***** DATA EXCERPTS *****

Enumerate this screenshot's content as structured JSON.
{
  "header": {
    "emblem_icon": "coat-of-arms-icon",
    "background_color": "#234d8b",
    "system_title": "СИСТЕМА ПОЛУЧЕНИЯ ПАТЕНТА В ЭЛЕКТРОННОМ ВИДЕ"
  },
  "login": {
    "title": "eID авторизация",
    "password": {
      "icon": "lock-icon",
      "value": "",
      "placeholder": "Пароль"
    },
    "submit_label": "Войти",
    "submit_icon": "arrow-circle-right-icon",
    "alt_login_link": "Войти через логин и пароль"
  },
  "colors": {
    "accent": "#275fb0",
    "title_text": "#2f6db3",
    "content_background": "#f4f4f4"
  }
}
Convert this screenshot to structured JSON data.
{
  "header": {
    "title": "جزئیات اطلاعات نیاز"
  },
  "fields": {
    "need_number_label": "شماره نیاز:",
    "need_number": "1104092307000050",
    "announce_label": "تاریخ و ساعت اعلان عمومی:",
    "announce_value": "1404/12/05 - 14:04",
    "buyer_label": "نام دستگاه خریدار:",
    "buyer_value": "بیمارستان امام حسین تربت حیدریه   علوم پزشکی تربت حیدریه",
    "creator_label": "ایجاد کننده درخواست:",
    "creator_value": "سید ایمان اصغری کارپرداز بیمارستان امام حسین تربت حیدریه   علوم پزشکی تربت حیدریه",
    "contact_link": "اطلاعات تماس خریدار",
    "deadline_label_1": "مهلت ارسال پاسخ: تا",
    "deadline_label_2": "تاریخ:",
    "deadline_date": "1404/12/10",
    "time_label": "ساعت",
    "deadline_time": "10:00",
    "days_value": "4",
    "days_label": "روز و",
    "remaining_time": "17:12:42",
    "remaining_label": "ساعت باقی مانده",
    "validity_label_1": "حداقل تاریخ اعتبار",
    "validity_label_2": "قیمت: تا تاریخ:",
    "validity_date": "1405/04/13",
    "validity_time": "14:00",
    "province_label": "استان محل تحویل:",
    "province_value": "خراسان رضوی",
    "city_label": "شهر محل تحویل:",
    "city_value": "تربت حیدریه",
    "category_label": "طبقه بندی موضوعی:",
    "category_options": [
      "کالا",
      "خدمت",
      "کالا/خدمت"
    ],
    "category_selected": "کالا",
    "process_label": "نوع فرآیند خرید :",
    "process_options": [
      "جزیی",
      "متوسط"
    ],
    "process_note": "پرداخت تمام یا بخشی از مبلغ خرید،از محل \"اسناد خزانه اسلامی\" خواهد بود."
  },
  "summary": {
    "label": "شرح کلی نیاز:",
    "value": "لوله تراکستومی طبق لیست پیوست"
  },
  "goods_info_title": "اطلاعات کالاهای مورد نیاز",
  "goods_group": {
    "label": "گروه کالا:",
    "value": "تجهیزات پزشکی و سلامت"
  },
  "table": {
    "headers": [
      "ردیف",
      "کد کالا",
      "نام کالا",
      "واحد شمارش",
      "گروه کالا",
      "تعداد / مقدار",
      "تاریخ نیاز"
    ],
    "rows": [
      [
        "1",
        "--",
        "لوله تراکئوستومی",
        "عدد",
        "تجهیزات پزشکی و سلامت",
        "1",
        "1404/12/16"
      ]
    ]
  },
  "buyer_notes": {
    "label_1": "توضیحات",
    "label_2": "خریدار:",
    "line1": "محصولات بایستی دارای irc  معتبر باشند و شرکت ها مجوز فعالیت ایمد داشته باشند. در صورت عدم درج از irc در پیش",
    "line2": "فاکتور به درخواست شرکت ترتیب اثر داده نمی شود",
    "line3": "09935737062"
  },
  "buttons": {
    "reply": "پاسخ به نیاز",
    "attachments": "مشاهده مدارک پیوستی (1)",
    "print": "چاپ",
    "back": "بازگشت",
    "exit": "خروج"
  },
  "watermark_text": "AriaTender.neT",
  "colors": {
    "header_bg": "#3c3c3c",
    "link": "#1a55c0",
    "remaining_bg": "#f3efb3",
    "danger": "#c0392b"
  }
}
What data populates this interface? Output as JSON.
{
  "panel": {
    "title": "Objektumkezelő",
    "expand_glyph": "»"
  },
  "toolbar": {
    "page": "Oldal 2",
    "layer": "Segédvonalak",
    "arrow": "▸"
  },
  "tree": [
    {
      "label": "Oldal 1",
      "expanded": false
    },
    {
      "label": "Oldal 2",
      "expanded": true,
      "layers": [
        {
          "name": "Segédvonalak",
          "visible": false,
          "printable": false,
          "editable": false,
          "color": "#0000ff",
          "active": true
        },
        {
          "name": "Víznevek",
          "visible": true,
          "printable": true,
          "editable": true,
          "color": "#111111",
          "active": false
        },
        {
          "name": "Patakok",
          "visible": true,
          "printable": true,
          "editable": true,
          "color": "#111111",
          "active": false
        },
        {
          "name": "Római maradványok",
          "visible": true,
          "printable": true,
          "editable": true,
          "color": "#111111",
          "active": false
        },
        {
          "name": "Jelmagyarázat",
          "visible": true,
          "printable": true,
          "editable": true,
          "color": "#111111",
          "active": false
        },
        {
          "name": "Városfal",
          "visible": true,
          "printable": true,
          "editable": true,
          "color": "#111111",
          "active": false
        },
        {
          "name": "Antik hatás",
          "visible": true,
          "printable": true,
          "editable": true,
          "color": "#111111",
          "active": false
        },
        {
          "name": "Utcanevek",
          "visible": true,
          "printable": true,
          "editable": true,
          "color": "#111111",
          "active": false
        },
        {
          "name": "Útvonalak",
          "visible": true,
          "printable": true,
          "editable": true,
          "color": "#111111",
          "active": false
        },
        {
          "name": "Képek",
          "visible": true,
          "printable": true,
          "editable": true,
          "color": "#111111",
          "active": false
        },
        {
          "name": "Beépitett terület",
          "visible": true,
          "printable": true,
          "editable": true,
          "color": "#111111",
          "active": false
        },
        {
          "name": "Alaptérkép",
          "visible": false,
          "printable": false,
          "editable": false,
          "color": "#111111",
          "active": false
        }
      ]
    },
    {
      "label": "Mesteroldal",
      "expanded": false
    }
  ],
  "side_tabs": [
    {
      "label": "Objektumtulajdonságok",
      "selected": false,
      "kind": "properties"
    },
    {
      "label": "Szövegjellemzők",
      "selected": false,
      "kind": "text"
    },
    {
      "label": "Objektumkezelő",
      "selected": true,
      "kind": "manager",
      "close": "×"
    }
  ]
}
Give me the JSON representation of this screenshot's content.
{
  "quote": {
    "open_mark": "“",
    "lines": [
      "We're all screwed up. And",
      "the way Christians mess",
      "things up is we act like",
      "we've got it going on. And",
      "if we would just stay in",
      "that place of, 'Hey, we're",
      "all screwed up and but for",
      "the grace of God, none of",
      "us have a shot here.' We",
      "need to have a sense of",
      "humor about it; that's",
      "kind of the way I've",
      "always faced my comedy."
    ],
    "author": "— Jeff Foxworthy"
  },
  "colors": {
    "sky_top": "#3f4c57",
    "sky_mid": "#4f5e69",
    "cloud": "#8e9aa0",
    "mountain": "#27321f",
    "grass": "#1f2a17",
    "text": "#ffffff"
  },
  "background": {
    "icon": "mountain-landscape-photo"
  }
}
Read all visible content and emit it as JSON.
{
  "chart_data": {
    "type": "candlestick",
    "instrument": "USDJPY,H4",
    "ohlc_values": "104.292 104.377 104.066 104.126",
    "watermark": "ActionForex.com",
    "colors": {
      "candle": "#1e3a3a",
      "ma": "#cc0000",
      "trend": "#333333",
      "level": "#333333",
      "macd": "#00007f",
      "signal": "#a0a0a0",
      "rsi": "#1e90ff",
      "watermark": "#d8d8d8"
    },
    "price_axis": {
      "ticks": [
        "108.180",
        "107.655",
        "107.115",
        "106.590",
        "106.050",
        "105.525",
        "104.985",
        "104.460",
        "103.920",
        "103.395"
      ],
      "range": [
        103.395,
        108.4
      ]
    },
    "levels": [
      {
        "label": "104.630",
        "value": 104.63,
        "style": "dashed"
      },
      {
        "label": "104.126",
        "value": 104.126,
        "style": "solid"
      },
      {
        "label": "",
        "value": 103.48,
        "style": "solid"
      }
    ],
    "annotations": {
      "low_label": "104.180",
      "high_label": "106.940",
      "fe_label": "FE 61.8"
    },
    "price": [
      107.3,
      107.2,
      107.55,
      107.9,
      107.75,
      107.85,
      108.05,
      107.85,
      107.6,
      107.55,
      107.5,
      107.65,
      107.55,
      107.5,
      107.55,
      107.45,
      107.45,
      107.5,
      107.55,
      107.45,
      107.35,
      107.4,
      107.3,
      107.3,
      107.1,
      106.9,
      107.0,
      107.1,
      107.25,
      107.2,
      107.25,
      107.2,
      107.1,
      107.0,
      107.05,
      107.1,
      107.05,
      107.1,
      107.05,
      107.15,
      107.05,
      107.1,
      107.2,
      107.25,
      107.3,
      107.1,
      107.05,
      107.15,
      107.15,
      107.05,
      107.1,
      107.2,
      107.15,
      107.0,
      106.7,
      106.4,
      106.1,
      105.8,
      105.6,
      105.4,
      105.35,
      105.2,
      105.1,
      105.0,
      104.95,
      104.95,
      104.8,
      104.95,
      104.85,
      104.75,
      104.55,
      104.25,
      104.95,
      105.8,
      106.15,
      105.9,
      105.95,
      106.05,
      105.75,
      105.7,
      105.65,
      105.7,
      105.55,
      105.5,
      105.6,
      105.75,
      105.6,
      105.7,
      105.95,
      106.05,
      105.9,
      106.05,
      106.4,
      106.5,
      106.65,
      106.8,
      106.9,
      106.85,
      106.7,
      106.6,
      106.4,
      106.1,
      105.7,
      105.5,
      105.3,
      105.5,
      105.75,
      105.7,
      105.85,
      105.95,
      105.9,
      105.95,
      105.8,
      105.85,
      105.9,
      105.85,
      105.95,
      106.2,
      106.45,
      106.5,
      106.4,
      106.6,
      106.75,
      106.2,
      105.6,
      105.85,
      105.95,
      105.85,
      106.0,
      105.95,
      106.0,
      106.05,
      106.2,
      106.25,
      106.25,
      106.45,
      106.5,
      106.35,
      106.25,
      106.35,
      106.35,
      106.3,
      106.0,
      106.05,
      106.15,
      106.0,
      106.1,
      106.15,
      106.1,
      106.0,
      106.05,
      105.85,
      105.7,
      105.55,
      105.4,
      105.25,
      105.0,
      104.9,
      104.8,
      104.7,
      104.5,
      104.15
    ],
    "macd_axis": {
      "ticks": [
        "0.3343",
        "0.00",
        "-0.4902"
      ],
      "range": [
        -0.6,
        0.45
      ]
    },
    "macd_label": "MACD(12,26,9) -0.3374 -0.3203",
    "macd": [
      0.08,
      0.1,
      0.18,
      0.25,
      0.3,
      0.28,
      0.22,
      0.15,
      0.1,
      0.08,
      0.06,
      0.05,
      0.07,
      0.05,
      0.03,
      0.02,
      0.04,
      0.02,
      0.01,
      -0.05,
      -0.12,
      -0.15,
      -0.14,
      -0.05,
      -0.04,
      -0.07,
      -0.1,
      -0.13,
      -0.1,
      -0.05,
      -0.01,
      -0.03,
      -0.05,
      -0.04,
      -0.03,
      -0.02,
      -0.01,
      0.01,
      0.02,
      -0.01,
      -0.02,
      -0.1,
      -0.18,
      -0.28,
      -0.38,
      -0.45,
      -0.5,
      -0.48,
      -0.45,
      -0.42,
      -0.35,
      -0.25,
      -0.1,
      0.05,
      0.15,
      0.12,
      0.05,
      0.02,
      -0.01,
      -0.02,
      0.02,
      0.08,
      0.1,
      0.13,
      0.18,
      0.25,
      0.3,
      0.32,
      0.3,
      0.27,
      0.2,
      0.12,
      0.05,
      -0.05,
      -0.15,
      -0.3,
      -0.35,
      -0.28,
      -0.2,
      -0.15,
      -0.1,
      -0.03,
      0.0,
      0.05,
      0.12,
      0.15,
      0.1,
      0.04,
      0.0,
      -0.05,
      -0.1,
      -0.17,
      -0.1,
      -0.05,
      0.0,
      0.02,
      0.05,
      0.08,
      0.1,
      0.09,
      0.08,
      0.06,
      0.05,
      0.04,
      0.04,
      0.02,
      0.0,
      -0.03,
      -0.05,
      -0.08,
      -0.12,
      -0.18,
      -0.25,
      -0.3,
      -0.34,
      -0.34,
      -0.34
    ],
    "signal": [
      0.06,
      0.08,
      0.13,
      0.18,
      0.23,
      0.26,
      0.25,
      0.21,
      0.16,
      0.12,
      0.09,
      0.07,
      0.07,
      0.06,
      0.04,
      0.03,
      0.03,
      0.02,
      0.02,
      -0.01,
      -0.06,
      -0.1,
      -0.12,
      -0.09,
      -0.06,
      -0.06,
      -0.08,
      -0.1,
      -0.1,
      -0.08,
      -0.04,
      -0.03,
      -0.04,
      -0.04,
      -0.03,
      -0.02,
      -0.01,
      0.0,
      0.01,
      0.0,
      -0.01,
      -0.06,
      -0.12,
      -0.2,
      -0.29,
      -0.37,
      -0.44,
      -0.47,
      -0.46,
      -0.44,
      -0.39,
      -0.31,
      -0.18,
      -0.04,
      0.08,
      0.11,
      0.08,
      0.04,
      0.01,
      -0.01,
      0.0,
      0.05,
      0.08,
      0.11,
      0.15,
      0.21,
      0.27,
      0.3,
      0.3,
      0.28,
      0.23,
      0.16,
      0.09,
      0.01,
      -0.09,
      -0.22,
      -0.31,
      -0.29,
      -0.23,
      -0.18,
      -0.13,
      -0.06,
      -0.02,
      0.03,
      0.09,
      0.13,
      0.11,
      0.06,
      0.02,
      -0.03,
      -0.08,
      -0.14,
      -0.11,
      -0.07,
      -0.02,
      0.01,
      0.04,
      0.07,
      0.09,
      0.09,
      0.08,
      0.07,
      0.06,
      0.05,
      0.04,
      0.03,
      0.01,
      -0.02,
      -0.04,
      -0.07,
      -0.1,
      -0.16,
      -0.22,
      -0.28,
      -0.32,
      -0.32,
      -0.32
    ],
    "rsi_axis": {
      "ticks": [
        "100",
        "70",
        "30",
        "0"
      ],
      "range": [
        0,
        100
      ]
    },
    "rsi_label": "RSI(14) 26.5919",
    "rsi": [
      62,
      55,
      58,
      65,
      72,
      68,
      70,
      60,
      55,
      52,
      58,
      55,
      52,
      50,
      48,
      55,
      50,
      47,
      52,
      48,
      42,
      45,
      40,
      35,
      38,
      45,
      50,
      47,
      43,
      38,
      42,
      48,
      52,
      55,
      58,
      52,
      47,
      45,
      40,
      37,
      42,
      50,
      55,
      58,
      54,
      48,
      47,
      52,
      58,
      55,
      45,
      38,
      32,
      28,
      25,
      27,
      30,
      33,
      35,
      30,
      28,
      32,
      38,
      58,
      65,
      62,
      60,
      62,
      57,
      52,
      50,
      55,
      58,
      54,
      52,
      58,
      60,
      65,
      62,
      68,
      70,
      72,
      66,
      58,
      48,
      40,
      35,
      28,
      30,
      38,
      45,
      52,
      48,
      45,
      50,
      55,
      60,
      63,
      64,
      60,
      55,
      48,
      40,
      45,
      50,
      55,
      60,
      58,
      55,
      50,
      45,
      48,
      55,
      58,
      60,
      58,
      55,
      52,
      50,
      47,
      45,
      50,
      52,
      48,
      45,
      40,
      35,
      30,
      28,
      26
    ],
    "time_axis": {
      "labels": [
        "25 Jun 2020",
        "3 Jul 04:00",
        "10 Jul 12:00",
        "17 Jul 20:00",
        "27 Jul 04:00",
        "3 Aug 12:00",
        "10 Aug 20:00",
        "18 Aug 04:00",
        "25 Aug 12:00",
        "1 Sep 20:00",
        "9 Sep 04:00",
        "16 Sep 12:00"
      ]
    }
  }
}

*****

Look through the material above and pick out each line holding the word "screwed".

      "We're all screwed up. And",
      "all screwed up and but for",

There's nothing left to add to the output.